JOB →
Take the line containing "Give me the" and every line after it to the end of the records, and copy them exactly, excluding pictures.

Dataset rows:
────────────────

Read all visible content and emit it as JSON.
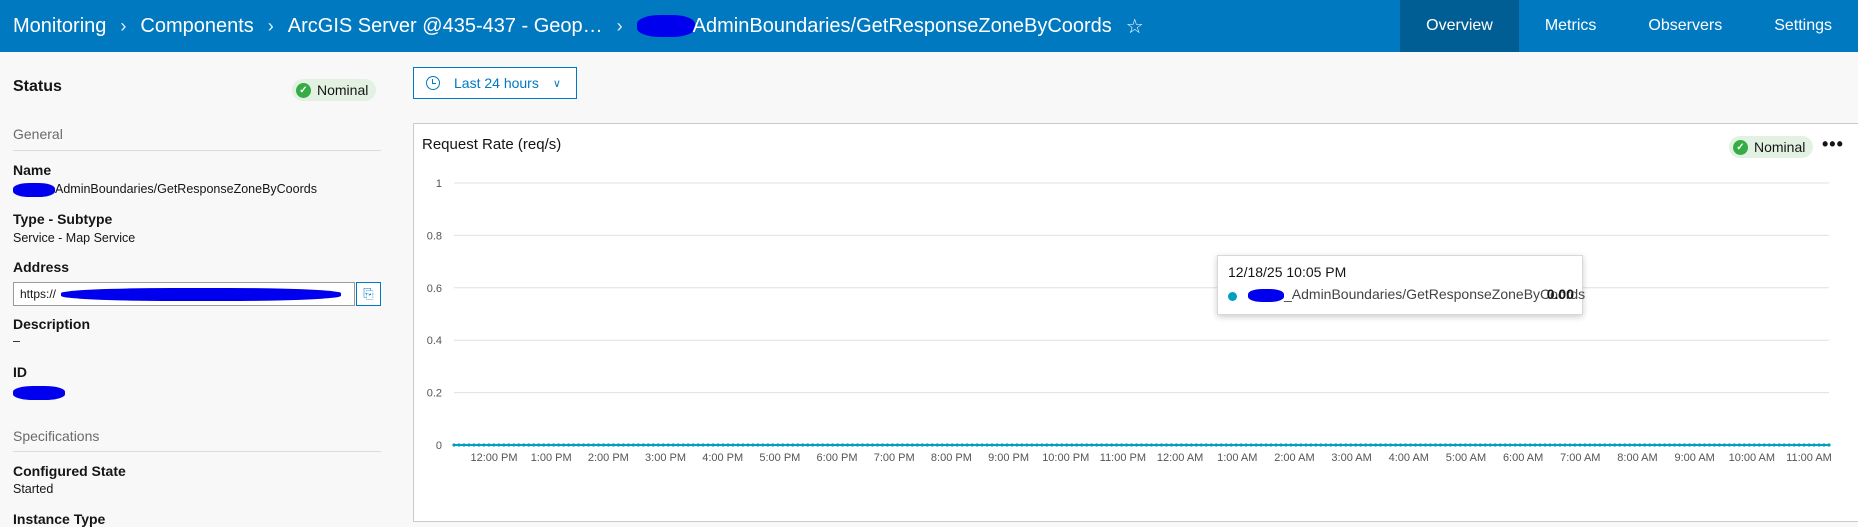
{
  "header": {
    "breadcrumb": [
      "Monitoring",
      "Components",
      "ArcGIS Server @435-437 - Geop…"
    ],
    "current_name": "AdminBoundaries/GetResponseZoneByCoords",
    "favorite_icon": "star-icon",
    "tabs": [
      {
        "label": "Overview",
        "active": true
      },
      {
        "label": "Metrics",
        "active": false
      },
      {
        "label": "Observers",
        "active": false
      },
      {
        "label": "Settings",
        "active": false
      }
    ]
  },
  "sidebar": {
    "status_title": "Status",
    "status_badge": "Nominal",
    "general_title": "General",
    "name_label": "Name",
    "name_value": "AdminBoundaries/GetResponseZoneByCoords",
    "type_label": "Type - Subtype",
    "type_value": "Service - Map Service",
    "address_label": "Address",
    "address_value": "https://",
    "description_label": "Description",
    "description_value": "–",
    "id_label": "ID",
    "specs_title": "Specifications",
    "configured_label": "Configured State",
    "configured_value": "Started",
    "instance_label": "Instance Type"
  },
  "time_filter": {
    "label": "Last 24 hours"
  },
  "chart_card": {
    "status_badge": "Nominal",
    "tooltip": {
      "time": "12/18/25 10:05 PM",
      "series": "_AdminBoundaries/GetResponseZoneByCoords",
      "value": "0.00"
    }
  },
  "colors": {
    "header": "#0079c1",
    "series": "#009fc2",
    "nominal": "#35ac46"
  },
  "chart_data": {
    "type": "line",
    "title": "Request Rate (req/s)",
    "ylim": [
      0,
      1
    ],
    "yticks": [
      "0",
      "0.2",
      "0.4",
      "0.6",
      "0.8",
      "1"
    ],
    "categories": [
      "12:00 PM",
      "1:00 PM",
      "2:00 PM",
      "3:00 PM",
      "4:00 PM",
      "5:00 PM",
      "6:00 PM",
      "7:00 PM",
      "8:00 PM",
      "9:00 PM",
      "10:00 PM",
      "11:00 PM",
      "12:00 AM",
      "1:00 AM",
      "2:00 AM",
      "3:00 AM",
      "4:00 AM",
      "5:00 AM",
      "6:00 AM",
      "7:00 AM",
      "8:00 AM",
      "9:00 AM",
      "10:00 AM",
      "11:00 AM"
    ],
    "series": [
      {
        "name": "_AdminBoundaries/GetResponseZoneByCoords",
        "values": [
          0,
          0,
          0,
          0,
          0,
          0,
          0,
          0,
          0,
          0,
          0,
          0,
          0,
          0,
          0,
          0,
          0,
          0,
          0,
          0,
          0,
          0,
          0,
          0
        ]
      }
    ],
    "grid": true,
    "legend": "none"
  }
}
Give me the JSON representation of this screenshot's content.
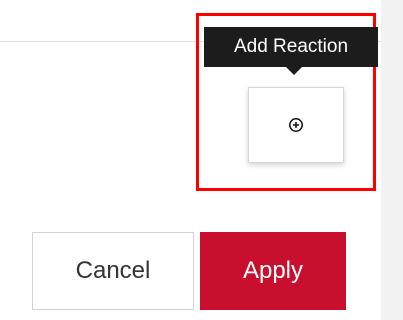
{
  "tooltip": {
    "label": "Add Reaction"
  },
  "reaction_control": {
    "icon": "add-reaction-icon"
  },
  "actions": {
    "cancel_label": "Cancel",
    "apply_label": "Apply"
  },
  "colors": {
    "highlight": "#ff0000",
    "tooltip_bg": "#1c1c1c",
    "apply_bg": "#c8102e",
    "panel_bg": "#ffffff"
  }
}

────────────────

OUTPUT OF THE TASK →
Give me the JSON representation of this screenshot's content.
{
  "tooltip": {
    "label": "Add Reaction"
  },
  "reaction_control": {
    "icon": "add-reaction-icon"
  },
  "actions": {
    "cancel_label": "Cancel",
    "apply_label": "Apply"
  },
  "colors": {
    "highlight": "#ff0000",
    "tooltip_bg": "#1c1c1c",
    "apply_bg": "#c8102e",
    "panel_bg": "#ffffff"
  }
}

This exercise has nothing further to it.